Output each line exactly as it appears, skipping any embedded picture.
[begin Available data]
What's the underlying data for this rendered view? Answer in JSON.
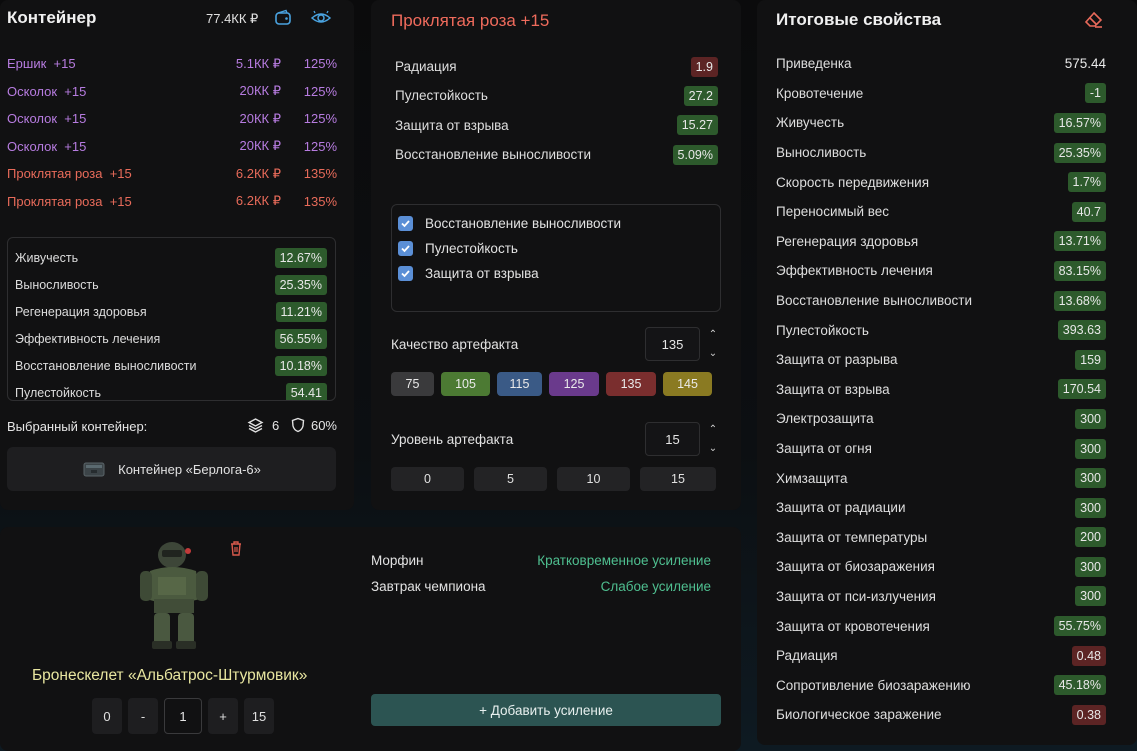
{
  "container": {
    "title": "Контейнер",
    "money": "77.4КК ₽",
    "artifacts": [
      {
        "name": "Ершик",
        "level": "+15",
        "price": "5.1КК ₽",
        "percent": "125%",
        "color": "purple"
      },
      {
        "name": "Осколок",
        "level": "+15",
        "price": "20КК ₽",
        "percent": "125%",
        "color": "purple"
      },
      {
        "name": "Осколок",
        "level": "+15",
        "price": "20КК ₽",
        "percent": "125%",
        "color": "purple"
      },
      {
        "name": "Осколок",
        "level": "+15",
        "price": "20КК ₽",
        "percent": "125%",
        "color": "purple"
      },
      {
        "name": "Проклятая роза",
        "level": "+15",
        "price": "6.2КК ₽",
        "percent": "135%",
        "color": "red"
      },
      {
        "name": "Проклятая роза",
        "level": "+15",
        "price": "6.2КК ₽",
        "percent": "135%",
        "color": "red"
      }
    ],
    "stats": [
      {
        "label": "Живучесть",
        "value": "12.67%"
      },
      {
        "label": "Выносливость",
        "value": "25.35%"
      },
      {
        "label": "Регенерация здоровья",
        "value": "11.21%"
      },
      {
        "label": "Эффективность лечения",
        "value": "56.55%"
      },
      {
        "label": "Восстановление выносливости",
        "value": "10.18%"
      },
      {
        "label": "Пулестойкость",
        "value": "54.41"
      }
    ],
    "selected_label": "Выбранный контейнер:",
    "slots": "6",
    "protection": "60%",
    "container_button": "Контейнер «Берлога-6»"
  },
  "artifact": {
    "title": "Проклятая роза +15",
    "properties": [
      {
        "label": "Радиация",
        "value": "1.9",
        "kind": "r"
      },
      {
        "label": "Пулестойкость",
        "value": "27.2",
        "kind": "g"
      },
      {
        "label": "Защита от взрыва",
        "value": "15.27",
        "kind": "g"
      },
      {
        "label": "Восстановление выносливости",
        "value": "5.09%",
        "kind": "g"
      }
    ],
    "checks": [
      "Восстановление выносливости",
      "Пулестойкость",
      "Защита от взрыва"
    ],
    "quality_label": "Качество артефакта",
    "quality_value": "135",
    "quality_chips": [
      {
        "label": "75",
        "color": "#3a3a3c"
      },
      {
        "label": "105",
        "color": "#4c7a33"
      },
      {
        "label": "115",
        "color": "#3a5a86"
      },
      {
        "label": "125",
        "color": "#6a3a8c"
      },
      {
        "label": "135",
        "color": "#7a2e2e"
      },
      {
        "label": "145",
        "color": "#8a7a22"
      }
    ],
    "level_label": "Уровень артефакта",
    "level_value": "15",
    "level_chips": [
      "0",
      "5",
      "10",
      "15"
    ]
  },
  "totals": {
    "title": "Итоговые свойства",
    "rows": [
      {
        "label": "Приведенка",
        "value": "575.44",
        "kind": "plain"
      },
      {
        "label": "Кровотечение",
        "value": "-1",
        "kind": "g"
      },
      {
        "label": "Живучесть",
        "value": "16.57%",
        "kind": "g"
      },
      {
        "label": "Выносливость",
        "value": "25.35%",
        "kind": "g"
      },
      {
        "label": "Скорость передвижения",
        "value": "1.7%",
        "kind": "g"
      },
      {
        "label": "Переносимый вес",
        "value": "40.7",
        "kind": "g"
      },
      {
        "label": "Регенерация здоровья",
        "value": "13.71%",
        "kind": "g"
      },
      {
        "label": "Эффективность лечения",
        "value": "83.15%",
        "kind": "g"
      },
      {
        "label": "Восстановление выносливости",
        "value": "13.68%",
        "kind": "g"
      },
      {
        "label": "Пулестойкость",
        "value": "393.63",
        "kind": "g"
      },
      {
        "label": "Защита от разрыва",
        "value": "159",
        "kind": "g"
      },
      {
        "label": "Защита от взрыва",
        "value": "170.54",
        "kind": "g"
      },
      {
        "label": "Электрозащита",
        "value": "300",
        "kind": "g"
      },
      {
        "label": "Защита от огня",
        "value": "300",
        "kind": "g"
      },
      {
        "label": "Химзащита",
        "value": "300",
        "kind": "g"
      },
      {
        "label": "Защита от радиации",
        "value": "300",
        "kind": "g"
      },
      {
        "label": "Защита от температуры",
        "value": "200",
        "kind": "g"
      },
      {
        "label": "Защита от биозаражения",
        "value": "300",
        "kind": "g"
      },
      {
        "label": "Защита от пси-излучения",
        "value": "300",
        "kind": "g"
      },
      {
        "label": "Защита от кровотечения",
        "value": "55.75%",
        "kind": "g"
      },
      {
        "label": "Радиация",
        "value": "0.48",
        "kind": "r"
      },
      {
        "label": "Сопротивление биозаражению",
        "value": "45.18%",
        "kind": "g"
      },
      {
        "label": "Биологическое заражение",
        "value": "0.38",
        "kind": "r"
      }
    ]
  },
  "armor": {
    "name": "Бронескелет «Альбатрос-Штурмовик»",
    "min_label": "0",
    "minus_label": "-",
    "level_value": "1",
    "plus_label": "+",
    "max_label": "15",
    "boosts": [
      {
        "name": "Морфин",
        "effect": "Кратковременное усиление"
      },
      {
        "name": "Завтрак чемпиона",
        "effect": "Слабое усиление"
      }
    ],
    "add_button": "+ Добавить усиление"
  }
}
[end Available data]
### Answer below
What's the underlying data for this rendered view? Answer in JSON.
{
  "container": {
    "title": "Контейнер",
    "money": "77.4КК ₽",
    "artifacts": [
      {
        "name": "Ершик",
        "level": "+15",
        "price": "5.1КК ₽",
        "percent": "125%",
        "color": "purple"
      },
      {
        "name": "Осколок",
        "level": "+15",
        "price": "20КК ₽",
        "percent": "125%",
        "color": "purple"
      },
      {
        "name": "Осколок",
        "level": "+15",
        "price": "20КК ₽",
        "percent": "125%",
        "color": "purple"
      },
      {
        "name": "Осколок",
        "level": "+15",
        "price": "20КК ₽",
        "percent": "125%",
        "color": "purple"
      },
      {
        "name": "Проклятая роза",
        "level": "+15",
        "price": "6.2КК ₽",
        "percent": "135%",
        "color": "red"
      },
      {
        "name": "Проклятая роза",
        "level": "+15",
        "price": "6.2КК ₽",
        "percent": "135%",
        "color": "red"
      }
    ],
    "stats": [
      {
        "label": "Живучесть",
        "value": "12.67%"
      },
      {
        "label": "Выносливость",
        "value": "25.35%"
      },
      {
        "label": "Регенерация здоровья",
        "value": "11.21%"
      },
      {
        "label": "Эффективность лечения",
        "value": "56.55%"
      },
      {
        "label": "Восстановление выносливости",
        "value": "10.18%"
      },
      {
        "label": "Пулестойкость",
        "value": "54.41"
      }
    ],
    "selected_label": "Выбранный контейнер:",
    "slots": "6",
    "protection": "60%",
    "container_button": "Контейнер «Берлога-6»"
  },
  "artifact": {
    "title": "Проклятая роза +15",
    "properties": [
      {
        "label": "Радиация",
        "value": "1.9",
        "kind": "r"
      },
      {
        "label": "Пулестойкость",
        "value": "27.2",
        "kind": "g"
      },
      {
        "label": "Защита от взрыва",
        "value": "15.27",
        "kind": "g"
      },
      {
        "label": "Восстановление выносливости",
        "value": "5.09%",
        "kind": "g"
      }
    ],
    "checks": [
      "Восстановление выносливости",
      "Пулестойкость",
      "Защита от взрыва"
    ],
    "quality_label": "Качество артефакта",
    "quality_value": "135",
    "quality_chips": [
      {
        "label": "75",
        "color": "#3a3a3c"
      },
      {
        "label": "105",
        "color": "#4c7a33"
      },
      {
        "label": "115",
        "color": "#3a5a86"
      },
      {
        "label": "125",
        "color": "#6a3a8c"
      },
      {
        "label": "135",
        "color": "#7a2e2e"
      },
      {
        "label": "145",
        "color": "#8a7a22"
      }
    ],
    "level_label": "Уровень артефакта",
    "level_value": "15",
    "level_chips": [
      "0",
      "5",
      "10",
      "15"
    ]
  },
  "totals": {
    "title": "Итоговые свойства",
    "rows": [
      {
        "label": "Приведенка",
        "value": "575.44",
        "kind": "plain"
      },
      {
        "label": "Кровотечение",
        "value": "-1",
        "kind": "g"
      },
      {
        "label": "Живучесть",
        "value": "16.57%",
        "kind": "g"
      },
      {
        "label": "Выносливость",
        "value": "25.35%",
        "kind": "g"
      },
      {
        "label": "Скорость передвижения",
        "value": "1.7%",
        "kind": "g"
      },
      {
        "label": "Переносимый вес",
        "value": "40.7",
        "kind": "g"
      },
      {
        "label": "Регенерация здоровья",
        "value": "13.71%",
        "kind": "g"
      },
      {
        "label": "Эффективность лечения",
        "value": "83.15%",
        "kind": "g"
      },
      {
        "label": "Восстановление выносливости",
        "value": "13.68%",
        "kind": "g"
      },
      {
        "label": "Пулестойкость",
        "value": "393.63",
        "kind": "g"
      },
      {
        "label": "Защита от разрыва",
        "value": "159",
        "kind": "g"
      },
      {
        "label": "Защита от взрыва",
        "value": "170.54",
        "kind": "g"
      },
      {
        "label": "Электрозащита",
        "value": "300",
        "kind": "g"
      },
      {
        "label": "Защита от огня",
        "value": "300",
        "kind": "g"
      },
      {
        "label": "Химзащита",
        "value": "300",
        "kind": "g"
      },
      {
        "label": "Защита от радиации",
        "value": "300",
        "kind": "g"
      },
      {
        "label": "Защита от температуры",
        "value": "200",
        "kind": "g"
      },
      {
        "label": "Защита от биозаражения",
        "value": "300",
        "kind": "g"
      },
      {
        "label": "Защита от пси-излучения",
        "value": "300",
        "kind": "g"
      },
      {
        "label": "Защита от кровотечения",
        "value": "55.75%",
        "kind": "g"
      },
      {
        "label": "Радиация",
        "value": "0.48",
        "kind": "r"
      },
      {
        "label": "Сопротивление биозаражению",
        "value": "45.18%",
        "kind": "g"
      },
      {
        "label": "Биологическое заражение",
        "value": "0.38",
        "kind": "r"
      }
    ]
  },
  "armor": {
    "name": "Бронескелет «Альбатрос-Штурмовик»",
    "min_label": "0",
    "minus_label": "-",
    "level_value": "1",
    "plus_label": "+",
    "max_label": "15",
    "boosts": [
      {
        "name": "Морфин",
        "effect": "Кратковременное усиление"
      },
      {
        "name": "Завтрак чемпиона",
        "effect": "Слабое усиление"
      }
    ],
    "add_button": "+ Добавить усиление"
  }
}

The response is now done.